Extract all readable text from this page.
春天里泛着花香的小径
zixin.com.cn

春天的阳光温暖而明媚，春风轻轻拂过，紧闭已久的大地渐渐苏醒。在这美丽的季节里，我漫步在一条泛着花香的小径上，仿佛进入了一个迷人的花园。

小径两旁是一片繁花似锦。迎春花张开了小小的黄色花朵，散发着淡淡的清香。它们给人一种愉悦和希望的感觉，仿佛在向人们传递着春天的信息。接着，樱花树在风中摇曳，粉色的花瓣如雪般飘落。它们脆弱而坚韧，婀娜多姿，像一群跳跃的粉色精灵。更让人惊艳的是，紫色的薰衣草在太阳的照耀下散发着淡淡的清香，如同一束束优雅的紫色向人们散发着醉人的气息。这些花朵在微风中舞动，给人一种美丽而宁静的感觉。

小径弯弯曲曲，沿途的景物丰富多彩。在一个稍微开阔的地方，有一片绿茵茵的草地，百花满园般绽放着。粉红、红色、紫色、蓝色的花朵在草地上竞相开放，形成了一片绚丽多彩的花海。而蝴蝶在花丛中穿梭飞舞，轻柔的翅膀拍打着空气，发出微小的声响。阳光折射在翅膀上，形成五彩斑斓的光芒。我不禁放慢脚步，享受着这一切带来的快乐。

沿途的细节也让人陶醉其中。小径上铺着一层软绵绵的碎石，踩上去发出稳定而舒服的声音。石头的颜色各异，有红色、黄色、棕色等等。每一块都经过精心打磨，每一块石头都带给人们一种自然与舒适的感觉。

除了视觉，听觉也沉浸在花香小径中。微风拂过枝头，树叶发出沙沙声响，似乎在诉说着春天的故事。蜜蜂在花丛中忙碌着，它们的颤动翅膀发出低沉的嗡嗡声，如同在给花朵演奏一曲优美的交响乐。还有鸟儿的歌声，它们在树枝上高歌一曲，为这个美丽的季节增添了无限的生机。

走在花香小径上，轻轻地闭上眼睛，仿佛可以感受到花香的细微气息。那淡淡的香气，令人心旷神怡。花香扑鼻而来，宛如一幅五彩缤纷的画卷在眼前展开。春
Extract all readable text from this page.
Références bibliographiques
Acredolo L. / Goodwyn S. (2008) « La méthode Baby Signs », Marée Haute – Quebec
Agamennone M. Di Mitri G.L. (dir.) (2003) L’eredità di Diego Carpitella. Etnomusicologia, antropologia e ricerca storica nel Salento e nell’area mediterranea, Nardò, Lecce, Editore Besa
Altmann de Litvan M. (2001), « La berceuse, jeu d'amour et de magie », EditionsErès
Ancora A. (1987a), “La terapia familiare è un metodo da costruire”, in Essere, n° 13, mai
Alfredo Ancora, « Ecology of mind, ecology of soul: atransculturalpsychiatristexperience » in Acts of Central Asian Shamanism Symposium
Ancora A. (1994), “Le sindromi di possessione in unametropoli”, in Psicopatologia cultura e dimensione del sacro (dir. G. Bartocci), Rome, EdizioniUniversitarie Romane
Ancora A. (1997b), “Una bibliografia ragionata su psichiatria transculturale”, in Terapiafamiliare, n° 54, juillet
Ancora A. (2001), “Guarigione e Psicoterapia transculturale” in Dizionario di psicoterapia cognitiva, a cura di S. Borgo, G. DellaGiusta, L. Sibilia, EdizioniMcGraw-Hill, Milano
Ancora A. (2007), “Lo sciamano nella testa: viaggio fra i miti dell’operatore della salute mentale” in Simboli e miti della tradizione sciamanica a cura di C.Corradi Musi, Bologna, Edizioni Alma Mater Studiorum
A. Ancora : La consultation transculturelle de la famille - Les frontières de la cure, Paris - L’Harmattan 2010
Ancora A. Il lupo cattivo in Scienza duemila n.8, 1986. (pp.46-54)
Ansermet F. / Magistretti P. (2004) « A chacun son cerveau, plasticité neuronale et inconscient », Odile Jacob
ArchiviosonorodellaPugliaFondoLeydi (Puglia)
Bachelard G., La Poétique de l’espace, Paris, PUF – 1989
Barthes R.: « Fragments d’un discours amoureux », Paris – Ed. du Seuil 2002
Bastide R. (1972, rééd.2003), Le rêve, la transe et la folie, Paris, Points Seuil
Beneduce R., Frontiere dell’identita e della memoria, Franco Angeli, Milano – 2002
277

────────────────────

Scan the data for the word "transculturale" and copy every line where it shows up.

Ancora A. (1997b), “Una bibliografia ragionata su psichiatria transculturale”, in Terapiafamiliare, n° 54, juillet
Ancora A. (2001), “Guarigione e Psicoterapia transculturale” in Dizionario di psicoterapia cognitiva, a cura di S. Borgo, G. DellaGiusta, L. Sibilia, EdizioniMcGraw-Hill, Milano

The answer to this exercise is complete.